## SHORT TASK
Copy the full set of lines exactly as given.

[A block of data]
..............................
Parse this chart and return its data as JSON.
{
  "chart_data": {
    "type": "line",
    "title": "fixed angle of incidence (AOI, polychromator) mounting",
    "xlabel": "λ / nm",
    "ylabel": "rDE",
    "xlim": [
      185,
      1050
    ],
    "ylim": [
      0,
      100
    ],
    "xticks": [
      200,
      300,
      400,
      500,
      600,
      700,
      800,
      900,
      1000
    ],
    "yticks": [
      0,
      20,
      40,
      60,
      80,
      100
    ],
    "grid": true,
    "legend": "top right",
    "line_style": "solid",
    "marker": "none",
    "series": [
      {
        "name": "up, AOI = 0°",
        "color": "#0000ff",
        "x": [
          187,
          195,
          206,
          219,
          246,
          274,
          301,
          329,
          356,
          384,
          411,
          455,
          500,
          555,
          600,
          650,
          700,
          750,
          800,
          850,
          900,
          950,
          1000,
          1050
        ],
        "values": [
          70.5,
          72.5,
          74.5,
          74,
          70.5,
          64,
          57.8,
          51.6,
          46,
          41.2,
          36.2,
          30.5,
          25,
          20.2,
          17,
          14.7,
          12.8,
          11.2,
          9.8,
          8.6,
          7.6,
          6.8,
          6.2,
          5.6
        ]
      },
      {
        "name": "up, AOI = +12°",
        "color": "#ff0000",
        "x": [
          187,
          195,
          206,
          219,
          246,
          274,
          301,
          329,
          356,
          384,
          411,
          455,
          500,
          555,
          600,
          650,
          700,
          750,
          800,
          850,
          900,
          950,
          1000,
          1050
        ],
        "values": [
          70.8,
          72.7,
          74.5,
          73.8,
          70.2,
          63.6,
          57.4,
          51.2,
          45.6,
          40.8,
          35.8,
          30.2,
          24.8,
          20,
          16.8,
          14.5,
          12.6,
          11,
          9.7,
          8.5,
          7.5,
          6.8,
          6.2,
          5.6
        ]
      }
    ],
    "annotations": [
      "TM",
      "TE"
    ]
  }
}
..............................
## SOLUTION BELOW
Parse this chart and return its data as JSON.
{
  "chart_data": {
    "type": "line",
    "title": "fixed angle of incidence (AOI, polychromator) mounting",
    "xlabel": "λ / nm",
    "ylabel": "rDE",
    "xlim": [
      185,
      1050
    ],
    "ylim": [
      0,
      100
    ],
    "xticks": [
      200,
      300,
      400,
      500,
      600,
      700,
      800,
      900,
      1000
    ],
    "yticks": [
      0,
      20,
      40,
      60,
      80,
      100
    ],
    "grid": true,
    "legend": "top right",
    "line_style": "solid",
    "marker": "none",
    "series": [
      {
        "name": "up, AOI = 0°",
        "color": "#0000ff",
        "x": [
          187,
          195,
          206,
          219,
          246,
          274,
          301,
          329,
          356,
          384,
          411,
          455,
          500,
          555,
          600,
          650,
          700,
          750,
          800,
          850,
          900,
          950,
          1000,
          1050
        ],
        "values": [
          70.5,
          72.5,
          74.5,
          74,
          70.5,
          64,
          57.8,
          51.6,
          46,
          41.2,
          36.2,
          30.5,
          25,
          20.2,
          17,
          14.7,
          12.8,
          11.2,
          9.8,
          8.6,
          7.6,
          6.8,
          6.2,
          5.6
        ]
      },
      {
        "name": "up, AOI = +12°",
        "color": "#ff0000",
        "x": [
          187,
          195,
          206,
          219,
          246,
          274,
          301,
          329,
          356,
          384,
          411,
          455,
          500,
          555,
          600,
          650,
          700,
          750,
          800,
          850,
          900,
          950,
          1000,
          1050
        ],
        "values": [
          70.8,
          72.7,
          74.5,
          73.8,
          70.2,
          63.6,
          57.4,
          51.2,
          45.6,
          40.8,
          35.8,
          30.2,
          24.8,
          20,
          16.8,
          14.5,
          12.6,
          11,
          9.7,
          8.5,
          7.5,
          6.8,
          6.2,
          5.6
        ]
      }
    ],
    "annotations": [
      "TM",
      "TE"
    ]
  }
}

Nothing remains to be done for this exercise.